Only those who remained true and holy could remain.
The angels of God stood against us.
They were God’s witnesses of our fall and every sin that
proceeded from it. The holy
angels who live in the presence of the holy God reflect upon sinful
humanity the glory to which we cannot attain. We are shut out of God’s presence. The angels teach us that. So it was that
when Isaiah the prophet saw the vision of the holy God surrounded by
angels, he cried out in stark fear, “Woe is me!
I am undone.” Only
the holy angels can live with God as God is.
And the flaming swords turning every which way remind us of that
from which we are shut out. We
are shut out of heaven, doomed to die. If you read
over the account of Christ’s birth in Luke’s Gospel you will find
that every time an angel makes an appearance he tells the people not to
be afraid. In Luke 1:13 the
angel Gabriel tells Zacharias not to be afraid.
In Luke 1:30 he tells Mary not to be afraid.
Again, in our text, the angel told the shepherds not to be
afraid. Even folks who’ve
never seen an angel and cannot consciously understand just what an angel
represents are nevertheless terrified by an angel’s presence.
There is within us – deep down inside of us – a knowledge of
our sin that we scarcely dare admit.
We were there with our first parents when they rejected God’s
word for the lies of the devil and stepped boldly into the first sin.
We were there with them when God pronounced the verdict on all of
sinful humanity: “From dust you are and to dust you shall return.” Deep down within the conscience of every sinner there is this
knowledge that the angels bar our way back to God. Paradise is closed to us because we have joined in the
rebellion of our first parents against the holy God.
We have fallen from the image of holiness in which God created
us. Heaven is locked. The proof is the sin within us.
The proof is the sin all around us.
The proof is the evil permeating every facet of life, leading
everything and everyone to death. Of course this
is why we create our religious myths.
The truth is too bitter to face. A very
influential theologian of the 20th century was a man named
Rudolf Bultmann whose essay, “New Testament and Mythology,” captured
the imagination of nominal Lutherans around the world.
In this essay, Bultmann argued that modern man couldn’t accept
what he called the myths of the Bible.
Modern man no longer lived in a world inhabited by angels and
demons in which heaven and hell are real places and in which a cosmic
battle takes place between the powers of God and the devil.
Bultmann argued that these are all mythical features of a world
long gone and we must learn in our day how to preach the gospel to
people without expecting them to accept myths in which folks today can
no longer believe. Bultmann
was widely read and quoted by theologians all over Europe and in America
and was touted as a brilliant theologian. But he was a
fool. When he noticed that
modern man no longer believed in angels and demons he should have asked
the obvious question. Did
modern man still believe in God? It
wasn’t the alleged “myths” of the Bible that the 20th
century had a hard time swallowing.
----------
◆ Work instructions ◆
In the passage on angels and the fall, what did Isaiah cry out when he saw the vision of the holy God surrounded by angels?

◆ Material provided ◆
----------
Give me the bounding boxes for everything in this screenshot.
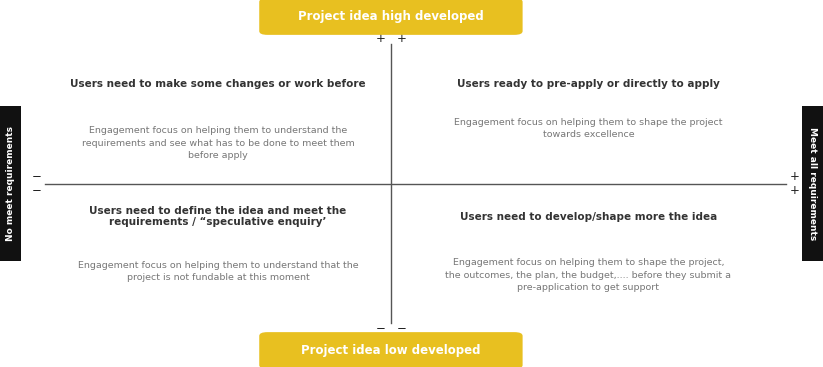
----------
◆ Completed exercise ◆
"Woe is me! I am undone."